Copy every entry word for word, but skip the pictures.

*MATERIALS PROVIDED:*
((
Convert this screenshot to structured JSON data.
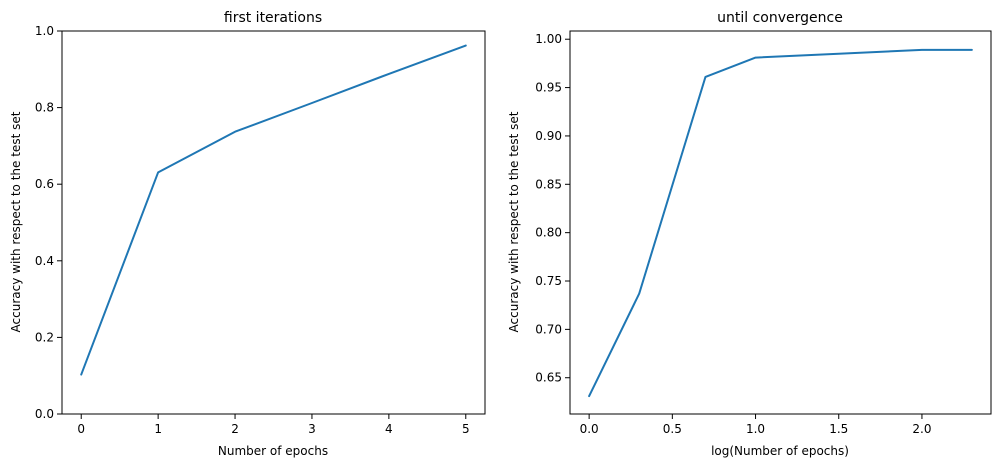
{
  "chart_data": [
    {
      "type": "line",
      "title": "first iterations",
      "xlabel": "Number of epochs",
      "ylabel": "Accuracy with respect to the test set",
      "xlim": [
        -0.25,
        5.25
      ],
      "ylim": [
        0.0,
        1.0
      ],
      "xticks": [
        0,
        1,
        2,
        3,
        4,
        5
      ],
      "xtick_labels": [
        "0",
        "1",
        "2",
        "3",
        "4",
        "5"
      ],
      "yticks": [
        0.0,
        0.2,
        0.4,
        0.6,
        0.8,
        1.0
      ],
      "ytick_labels": [
        "0.0",
        "0.2",
        "0.4",
        "0.6",
        "0.8",
        "1.0"
      ],
      "grid": false,
      "color": "#1f77b4",
      "x": [
        0,
        1,
        2,
        3,
        4,
        5
      ],
      "y": [
        0.103,
        0.631,
        0.737,
        0.812,
        0.888,
        0.962
      ]
    },
    {
      "type": "line",
      "title": "until convergence",
      "xlabel": "log(Number of epochs)",
      "ylabel": "Accuracy with respect to the test set",
      "xlim": [
        -0.115,
        2.415
      ],
      "ylim": [
        0.6125,
        1.0085
      ],
      "xticks": [
        0.0,
        0.5,
        1.0,
        1.5,
        2.0
      ],
      "xtick_labels": [
        "0.0",
        "0.5",
        "1.0",
        "1.5",
        "2.0"
      ],
      "yticks": [
        0.65,
        0.7,
        0.75,
        0.8,
        0.85,
        0.9,
        0.95,
        1.0
      ],
      "ytick_labels": [
        "0.65",
        "0.70",
        "0.75",
        "0.80",
        "0.85",
        "0.90",
        "0.95",
        "1.00"
      ],
      "grid": false,
      "color": "#1f77b4",
      "x": [
        0.0,
        0.301,
        0.699,
        1.0,
        1.5,
        2.0,
        2.3
      ],
      "y": [
        0.631,
        0.737,
        0.961,
        0.981,
        0.985,
        0.989,
        0.989
      ]
    }
  ]
}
))
*TASK RESPONSE:*
Convert this screenshot to structured JSON data.
{
  "chart_data": [
    {
      "type": "line",
      "title": "first iterations",
      "xlabel": "Number of epochs",
      "ylabel": "Accuracy with respect to the test set",
      "xlim": [
        -0.25,
        5.25
      ],
      "ylim": [
        0.0,
        1.0
      ],
      "xticks": [
        0,
        1,
        2,
        3,
        4,
        5
      ],
      "xtick_labels": [
        "0",
        "1",
        "2",
        "3",
        "4",
        "5"
      ],
      "yticks": [
        0.0,
        0.2,
        0.4,
        0.6,
        0.8,
        1.0
      ],
      "ytick_labels": [
        "0.0",
        "0.2",
        "0.4",
        "0.6",
        "0.8",
        "1.0"
      ],
      "grid": false,
      "color": "#1f77b4",
      "x": [
        0,
        1,
        2,
        3,
        4,
        5
      ],
      "y": [
        0.103,
        0.631,
        0.737,
        0.812,
        0.888,
        0.962
      ]
    },
    {
      "type": "line",
      "title": "until convergence",
      "xlabel": "log(Number of epochs)",
      "ylabel": "Accuracy with respect to the test set",
      "xlim": [
        -0.115,
        2.415
      ],
      "ylim": [
        0.6125,
        1.0085
      ],
      "xticks": [
        0.0,
        0.5,
        1.0,
        1.5,
        2.0
      ],
      "xtick_labels": [
        "0.0",
        "0.5",
        "1.0",
        "1.5",
        "2.0"
      ],
      "yticks": [
        0.65,
        0.7,
        0.75,
        0.8,
        0.85,
        0.9,
        0.95,
        1.0
      ],
      "ytick_labels": [
        "0.65",
        "0.70",
        "0.75",
        "0.80",
        "0.85",
        "0.90",
        "0.95",
        "1.00"
      ],
      "grid": false,
      "color": "#1f77b4",
      "x": [
        0.0,
        0.301,
        0.699,
        1.0,
        1.5,
        2.0,
        2.3
      ],
      "y": [
        0.631,
        0.737,
        0.961,
        0.981,
        0.985,
        0.989,
        0.989
      ]
    }
  ]
}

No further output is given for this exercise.